== What you should do ==
Check each line of the material. Copy those containing "this".

== Source material ==
--

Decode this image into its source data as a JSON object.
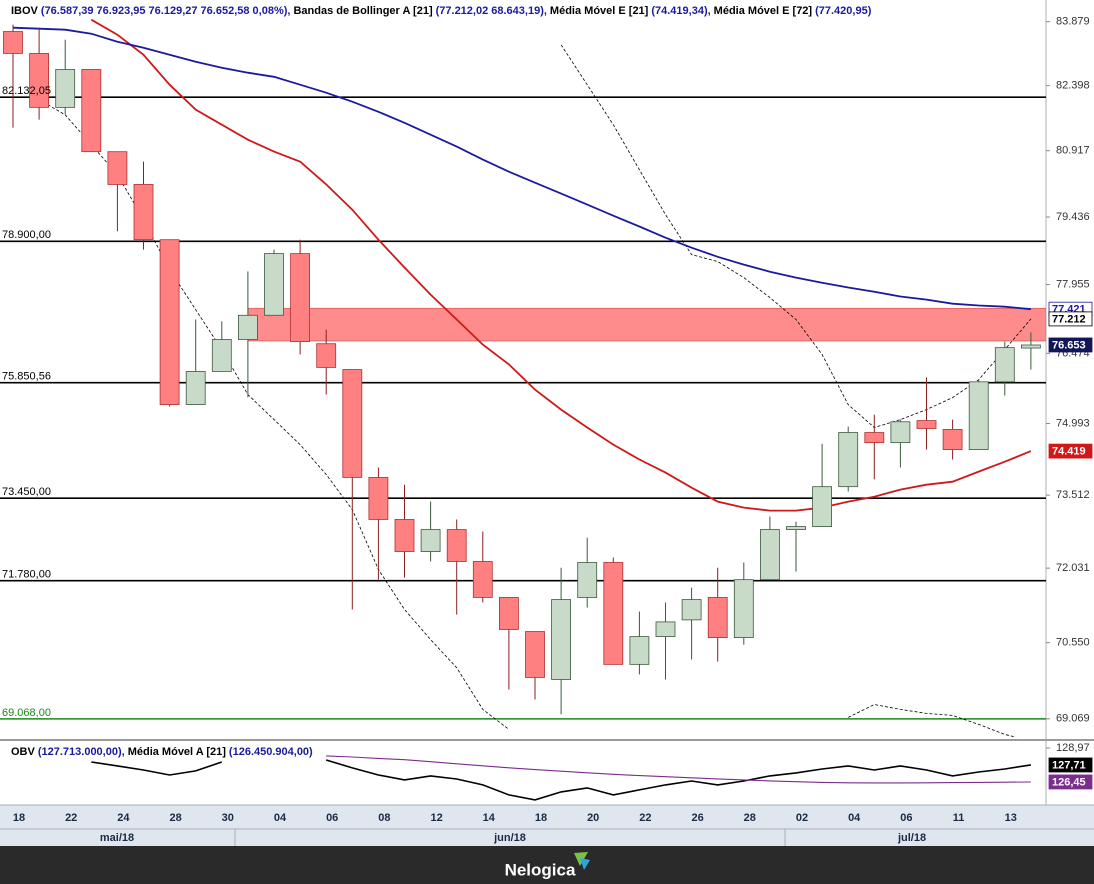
{
  "chart_data": [
    {
      "type": "candlestick",
      "log_scale": true,
      "categories": [
        "18",
        null,
        "22",
        null,
        "24",
        null,
        "28",
        null,
        "30",
        null,
        "04",
        null,
        "06",
        null,
        "08",
        null,
        "12",
        null,
        "14",
        null,
        "18",
        null,
        "20",
        null,
        "22",
        null,
        "26",
        null,
        "28",
        null,
        "02",
        null,
        "04",
        null,
        "06",
        null,
        "11",
        null,
        "13",
        null
      ],
      "months": [
        "mai/18",
        "jun/18",
        "jul/18"
      ],
      "name": "IBOV",
      "legend_label": "(76.587,39  76.923,95  76.129,27  76.652,58  0,08%),",
      "up_color": "#c8dac8",
      "down_color": "#ff8080",
      "open": [
        83650,
        83140,
        81900,
        82770,
        80895,
        80160,
        78935,
        75390,
        76090,
        76770,
        77290,
        78630,
        76680,
        76130,
        73875,
        73015,
        72365,
        72810,
        72165,
        71445,
        70770,
        69830,
        71445,
        72145,
        70125,
        70670,
        71000,
        71445,
        70650,
        71800,
        72810,
        72870,
        73685,
        74805,
        74595,
        75055,
        74870,
        74450,
        75870,
        76587.39
      ],
      "high": [
        83810,
        83740,
        83460,
        82770,
        80895,
        80670,
        78935,
        77200,
        77160,
        78240,
        78716,
        78935,
        76980,
        76130,
        74080,
        73725,
        73380,
        73015,
        72770,
        71445,
        70770,
        72040,
        72645,
        72245,
        71165,
        71345,
        71640,
        72040,
        72145,
        73075,
        72970,
        74570,
        74930,
        75180,
        75075,
        75960,
        75075,
        75915,
        76725,
        76923.95
      ],
      "low": [
        81440,
        81620,
        81740,
        80895,
        79120,
        78716,
        75350,
        75390,
        76090,
        75540,
        77290,
        76450,
        75600,
        71205,
        71800,
        71840,
        72165,
        71105,
        71345,
        69635,
        69442,
        69155,
        71245,
        70125,
        69930,
        69830,
        70220,
        70180,
        70510,
        71800,
        71960,
        72870,
        73585,
        73835,
        74080,
        74450,
        74245,
        74450,
        75580,
        76129.27
      ],
      "close": [
        83140,
        81900,
        82770,
        80895,
        80160,
        78935,
        75390,
        76090,
        76770,
        77290,
        78630,
        76725,
        76175,
        73875,
        73015,
        72365,
        72810,
        72165,
        71445,
        70810,
        69870,
        71403,
        72145,
        70125,
        70670,
        70960,
        71403,
        70650,
        71800,
        72810,
        72870,
        73685,
        74805,
        74595,
        75030,
        74890,
        74450,
        75870,
        76596,
        76652.58
      ],
      "bollinger": {
        "name": "Bandas de Bollinger A [21]",
        "legend_label": "(77.212,02  68.643,19),",
        "color": "#000000",
        "upper": [
          null,
          null,
          null,
          null,
          null,
          null,
          null,
          null,
          null,
          null,
          null,
          null,
          null,
          null,
          null,
          null,
          null,
          null,
          null,
          null,
          null,
          83342,
          82420,
          81505,
          80490,
          79490,
          78607,
          78455,
          78105,
          77671,
          77200,
          76450,
          75390,
          74910,
          75075,
          75285,
          75537,
          75915,
          76554,
          77212.02
        ],
        "lower": [
          null,
          82076,
          81730,
          81055,
          80380,
          79380,
          78280,
          77410,
          76554,
          75600,
          75075,
          74555,
          73935,
          73215,
          72005,
          71205,
          70610,
          70060,
          69250,
          68865,
          null,
          null,
          null,
          null,
          null,
          null,
          null,
          null,
          null,
          null,
          null,
          null,
          69096,
          69346,
          69250,
          69173,
          69135,
          68962,
          68770,
          68643.19
        ]
      },
      "series": [
        {
          "name": "Média Móvel E [21]",
          "legend_label": "(74.419,34),",
          "color": "#d01818",
          "values": [
            null,
            null,
            null,
            83925,
            83576,
            83110,
            82420,
            81847,
            81505,
            81166,
            80896,
            80671,
            80160,
            79598,
            78935,
            78325,
            77737,
            77200,
            76660,
            76240,
            75705,
            75285,
            74910,
            74555,
            74245,
            73975,
            73665,
            73380,
            73257,
            73195,
            73195,
            73257,
            73380,
            73480,
            73625,
            73725,
            73787,
            73995,
            74200,
            74419.34
          ]
        },
        {
          "name": "Média Móvel E [72]",
          "legend_label": "(77.420,95)",
          "color": "#1a1aa0",
          "values": [
            83739,
            83716,
            83692,
            83600,
            83413,
            83273,
            83110,
            82950,
            82810,
            82695,
            82600,
            82420,
            82236,
            82030,
            81800,
            81550,
            81280,
            81010,
            80716,
            80445,
            80200,
            79955,
            79710,
            79465,
            79225,
            78980,
            78760,
            78560,
            78390,
            78235,
            78105,
            77995,
            77890,
            77800,
            77695,
            77628,
            77540,
            77500,
            77475,
            77420.95
          ]
        }
      ],
      "zone": {
        "from": 76740,
        "to": 77440,
        "color": "#ff8c8c"
      },
      "levels": [
        {
          "value": 82132.05,
          "label": "82.132,05",
          "color": "#000000"
        },
        {
          "value": 78900,
          "label": "78.900,00",
          "color": "#000000"
        },
        {
          "value": 75850.56,
          "label": "75.850,56",
          "color": "#000000"
        },
        {
          "value": 73450,
          "label": "73.450,00",
          "color": "#000000"
        },
        {
          "value": 71780,
          "label": "71.780,00",
          "color": "#000000"
        },
        {
          "value": 69068,
          "label": "69.068,00",
          "color": "#1a8a1a"
        }
      ],
      "ylim": [
        68720,
        84200
      ],
      "yticks": [
        {
          "value": 83879,
          "label": "83.879"
        },
        {
          "value": 82398,
          "label": "82.398"
        },
        {
          "value": 80917,
          "label": "80.917"
        },
        {
          "value": 79436,
          "label": "79.436"
        },
        {
          "value": 77955,
          "label": "77.955"
        },
        {
          "value": 76474,
          "label": "76.474"
        },
        {
          "value": 74993,
          "label": "74.993"
        },
        {
          "value": 73512,
          "label": "73.512"
        },
        {
          "value": 72031,
          "label": "72.031"
        },
        {
          "value": 70550,
          "label": "70.550"
        },
        {
          "value": 69069,
          "label": "69.069"
        }
      ],
      "last_labels": [
        {
          "value": 77421,
          "label": "77.421",
          "bg": "#ffffff",
          "fg": "#1a1aa0"
        },
        {
          "value": 77212,
          "label": "77.212",
          "bg": "#ffffff",
          "fg": "#000000"
        },
        {
          "value": 76653,
          "label": "76.653",
          "bg": "#14145a",
          "fg": "#ffffff"
        },
        {
          "value": 74419,
          "label": "74.419",
          "bg": "#d01818",
          "fg": "#ffffff"
        }
      ]
    },
    {
      "type": "line",
      "series": [
        {
          "name": "OBV",
          "legend_label": "(127.713.000,00),",
          "color": "#000000",
          "values": [
            null,
            null,
            null,
            127.93,
            127.64,
            127.34,
            126.97,
            127.27,
            127.93,
            null,
            null,
            null,
            128.08,
            127.49,
            126.97,
            126.6,
            126.9,
            126.67,
            126.23,
            125.49,
            125.12,
            125.71,
            126.01,
            125.49,
            125.86,
            126.23,
            126.52,
            126.23,
            126.52,
            126.9,
            127.12,
            127.41,
            127.64,
            127.34,
            127.64,
            127.34,
            126.9,
            127.19,
            127.41,
            127.713
          ]
        },
        {
          "name": "Média Móvel A [21]",
          "legend_label": "(126.450.904,00)",
          "color": "#7b2d8e",
          "values": [
            null,
            null,
            null,
            null,
            null,
            null,
            null,
            null,
            null,
            null,
            null,
            null,
            128.38,
            128.3,
            128.2,
            128.1,
            127.95,
            127.8,
            127.65,
            127.5,
            127.37,
            127.25,
            127.13,
            127.02,
            126.92,
            126.84,
            126.76,
            126.68,
            126.6,
            126.53,
            126.47,
            126.42,
            126.39,
            126.38,
            126.38,
            126.39,
            126.4,
            126.42,
            126.43,
            126.450904
          ]
        }
      ],
      "ylim": [
        124.89,
        129.34
      ],
      "yticks": [
        {
          "value": 128.97,
          "label": "128,97"
        }
      ],
      "last_labels": [
        {
          "value": 127.71,
          "label": "127,71",
          "bg": "#000000",
          "fg": "#ffffff"
        },
        {
          "value": 126.45,
          "label": "126,45",
          "bg": "#7b2d8e",
          "fg": "#ffffff"
        }
      ]
    }
  ],
  "footer": {
    "brand": "Nelogica"
  }
}
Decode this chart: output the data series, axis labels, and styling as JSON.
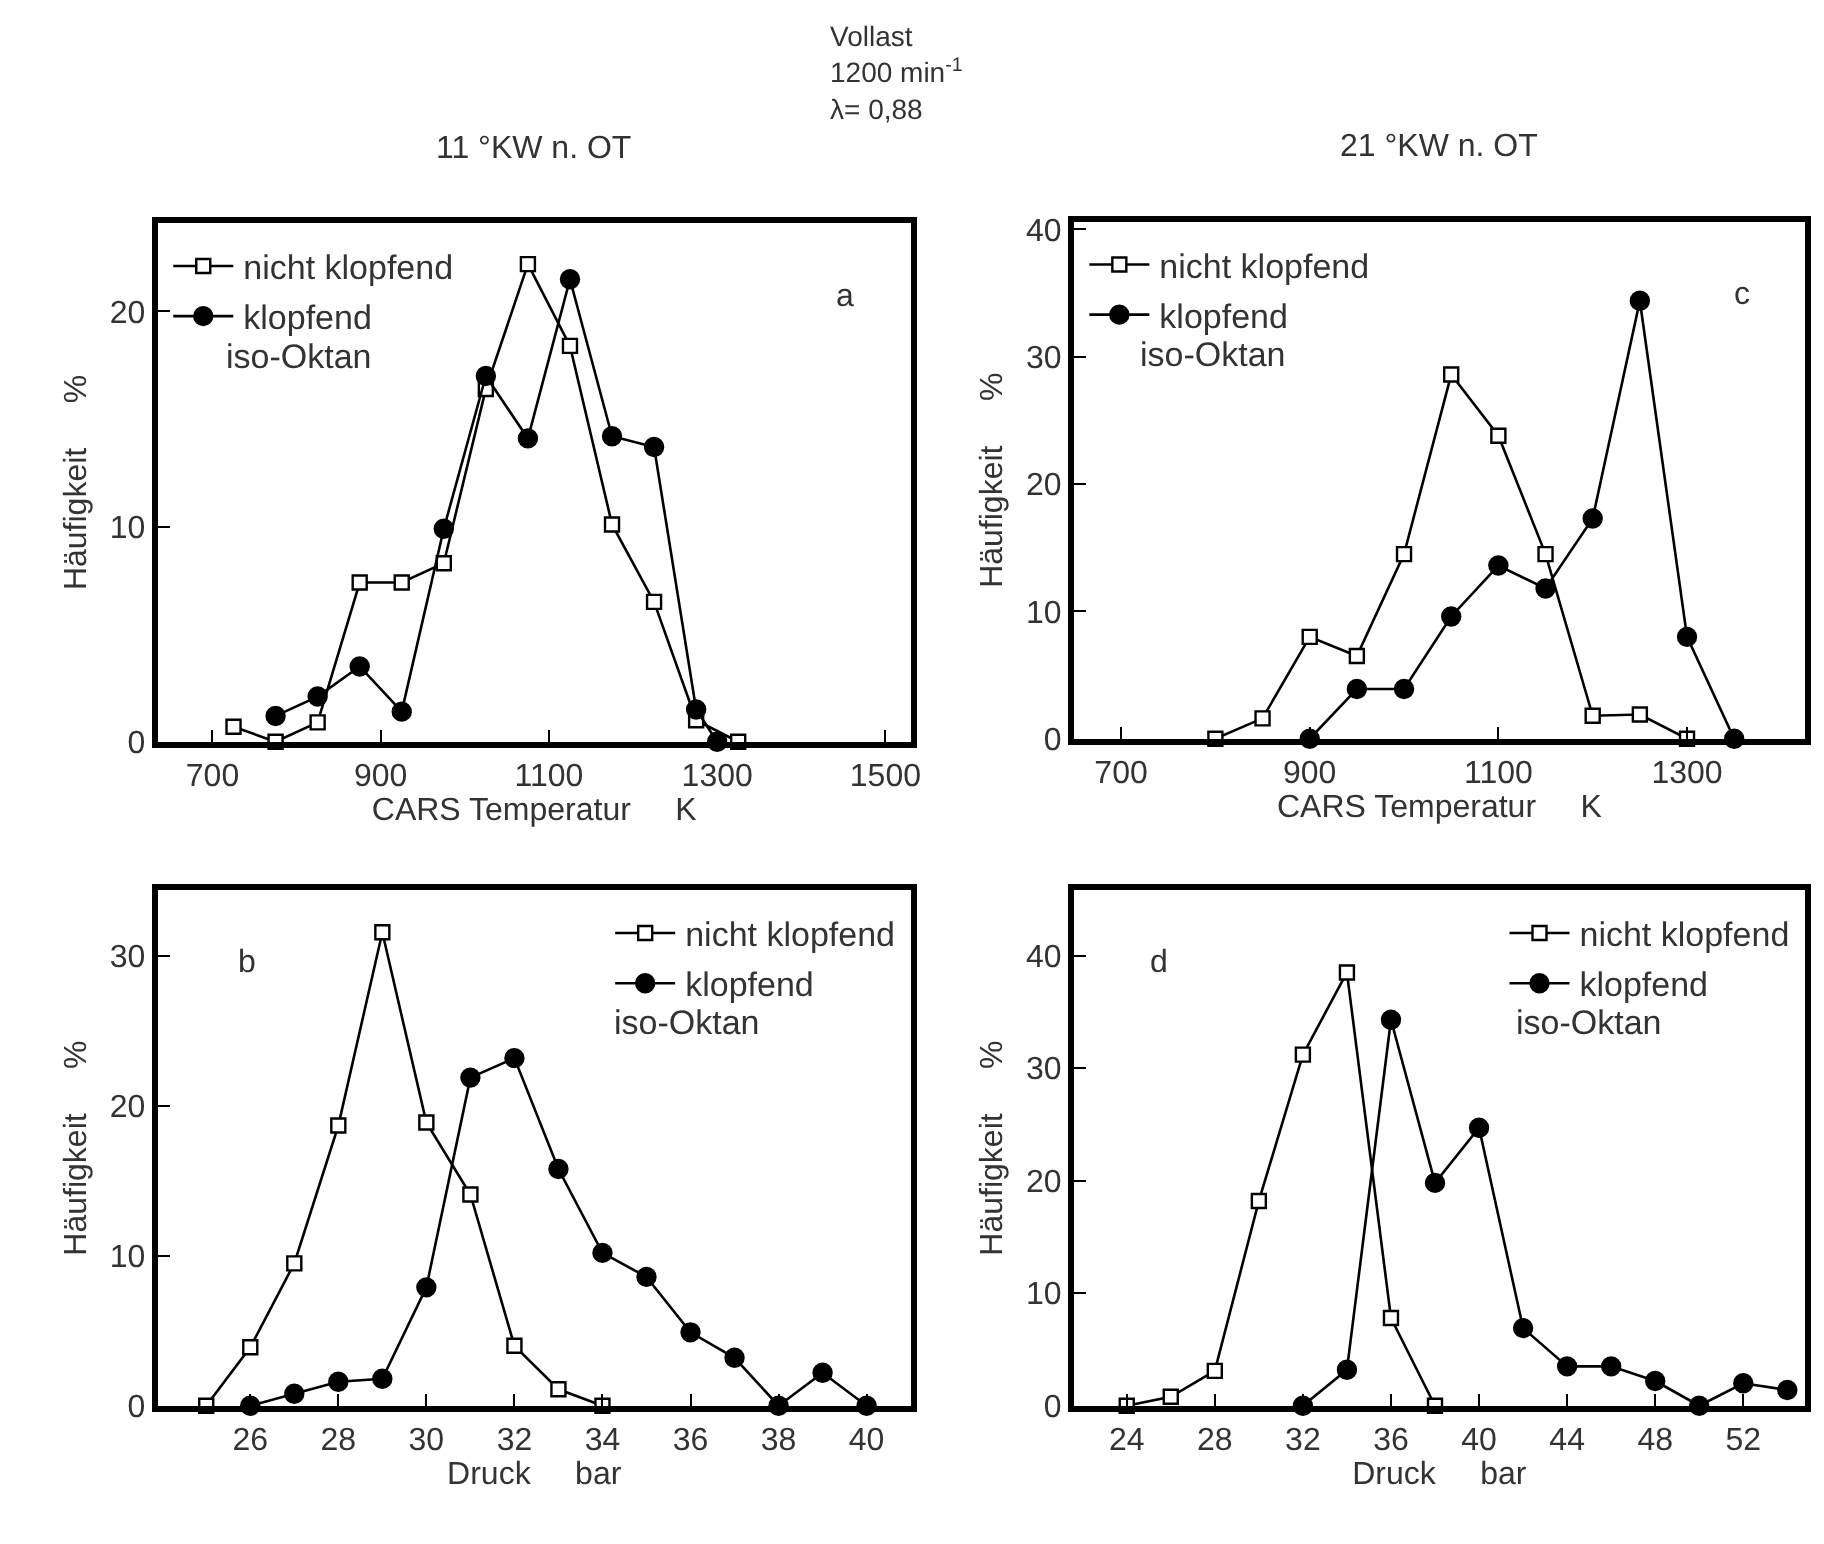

--

== Answer to the problem ==
Decode this image into its source data as a JSON object.
Decode this chart: output the data series, axis labels, and styling as JSON.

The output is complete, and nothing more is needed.